TO DO: Reproduce the lines of the material exactly, excluding every image.

•••

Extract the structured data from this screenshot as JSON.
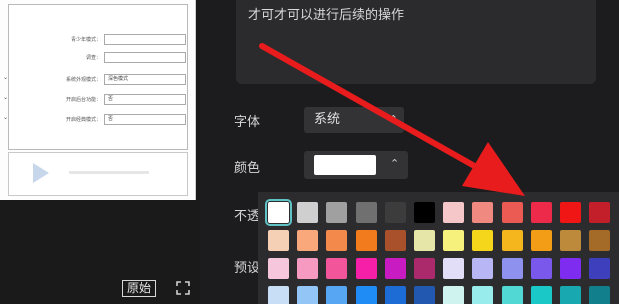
{
  "preview": {
    "form_rows": [
      {
        "label": "青少年模式：",
        "value": ""
      },
      {
        "label": "调查：",
        "value": ""
      },
      {
        "label": "系统外观模式：",
        "value": "深色模式"
      },
      {
        "label": "开启后台功能：",
        "value": "否"
      },
      {
        "label": "开启经典模式：",
        "value": "否"
      }
    ],
    "original_button": "原始",
    "icons": {
      "expand": "expand-icon"
    }
  },
  "panel": {
    "text_content": "才可才可以进行后续的操作",
    "font_label": "字体",
    "font_value": "系统",
    "color_label": "颜色",
    "color_value": "#ffffff",
    "partial_label_1": "不透",
    "partial_label_2": "预设"
  },
  "palette": {
    "rows": [
      [
        "#ffffff",
        "#cfcfcf",
        "#a0a0a0",
        "#707070",
        "#3c3c3c",
        "#000000",
        "#f6c7c9",
        "#f0897f",
        "#ec5a54",
        "#ee2a4b",
        "#f01616",
        "#c21f2b"
      ],
      [
        "#f6d0b4",
        "#f8a87a",
        "#f38a4c",
        "#f27b1d",
        "#a8512b",
        "#e6e6a8",
        "#f6f07c",
        "#f6d61b",
        "#f4b51d",
        "#f39d16",
        "#bd8a3c",
        "#a36a28"
      ],
      [
        "#f6c7dc",
        "#f69ac2",
        "#f2559a",
        "#f61fa8",
        "#c81bc2",
        "#aa2a6b",
        "#e2def8",
        "#b8b6f4",
        "#8e92ee",
        "#7a58ec",
        "#7e2cf0",
        "#3d3fbd"
      ],
      [
        "#c7def6",
        "#93c6f6",
        "#56a6f4",
        "#1e8cf4",
        "#1d6bd4",
        "#2258b0",
        "#cff4f0",
        "#98ecec",
        "#51d8d4",
        "#1ac8c8",
        "#17a8b0",
        "#12808c"
      ]
    ],
    "selected": "#ffffff"
  },
  "annotation": {
    "color": "#e81c1c"
  }
}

•••

CORRECT ANSWER:
Extract the structured data from this screenshot as JSON.
{
  "preview": {
    "form_rows": [
      {
        "label": "青少年模式：",
        "value": ""
      },
      {
        "label": "调查：",
        "value": ""
      },
      {
        "label": "系统外观模式：",
        "value": "深色模式"
      },
      {
        "label": "开启后台功能：",
        "value": "否"
      },
      {
        "label": "开启经典模式：",
        "value": "否"
      }
    ],
    "original_button": "原始",
    "icons": {
      "expand": "expand-icon"
    }
  },
  "panel": {
    "text_content": "才可才可以进行后续的操作",
    "font_label": "字体",
    "font_value": "系统",
    "color_label": "颜色",
    "color_value": "#ffffff",
    "partial_label_1": "不透",
    "partial_label_2": "预设"
  },
  "palette": {
    "rows": [
      [
        "#ffffff",
        "#cfcfcf",
        "#a0a0a0",
        "#707070",
        "#3c3c3c",
        "#000000",
        "#f6c7c9",
        "#f0897f",
        "#ec5a54",
        "#ee2a4b",
        "#f01616",
        "#c21f2b"
      ],
      [
        "#f6d0b4",
        "#f8a87a",
        "#f38a4c",
        "#f27b1d",
        "#a8512b",
        "#e6e6a8",
        "#f6f07c",
        "#f6d61b",
        "#f4b51d",
        "#f39d16",
        "#bd8a3c",
        "#a36a28"
      ],
      [
        "#f6c7dc",
        "#f69ac2",
        "#f2559a",
        "#f61fa8",
        "#c81bc2",
        "#aa2a6b",
        "#e2def8",
        "#b8b6f4",
        "#8e92ee",
        "#7a58ec",
        "#7e2cf0",
        "#3d3fbd"
      ],
      [
        "#c7def6",
        "#93c6f6",
        "#56a6f4",
        "#1e8cf4",
        "#1d6bd4",
        "#2258b0",
        "#cff4f0",
        "#98ecec",
        "#51d8d4",
        "#1ac8c8",
        "#17a8b0",
        "#12808c"
      ]
    ],
    "selected": "#ffffff"
  },
  "annotation": {
    "color": "#e81c1c"
  }
}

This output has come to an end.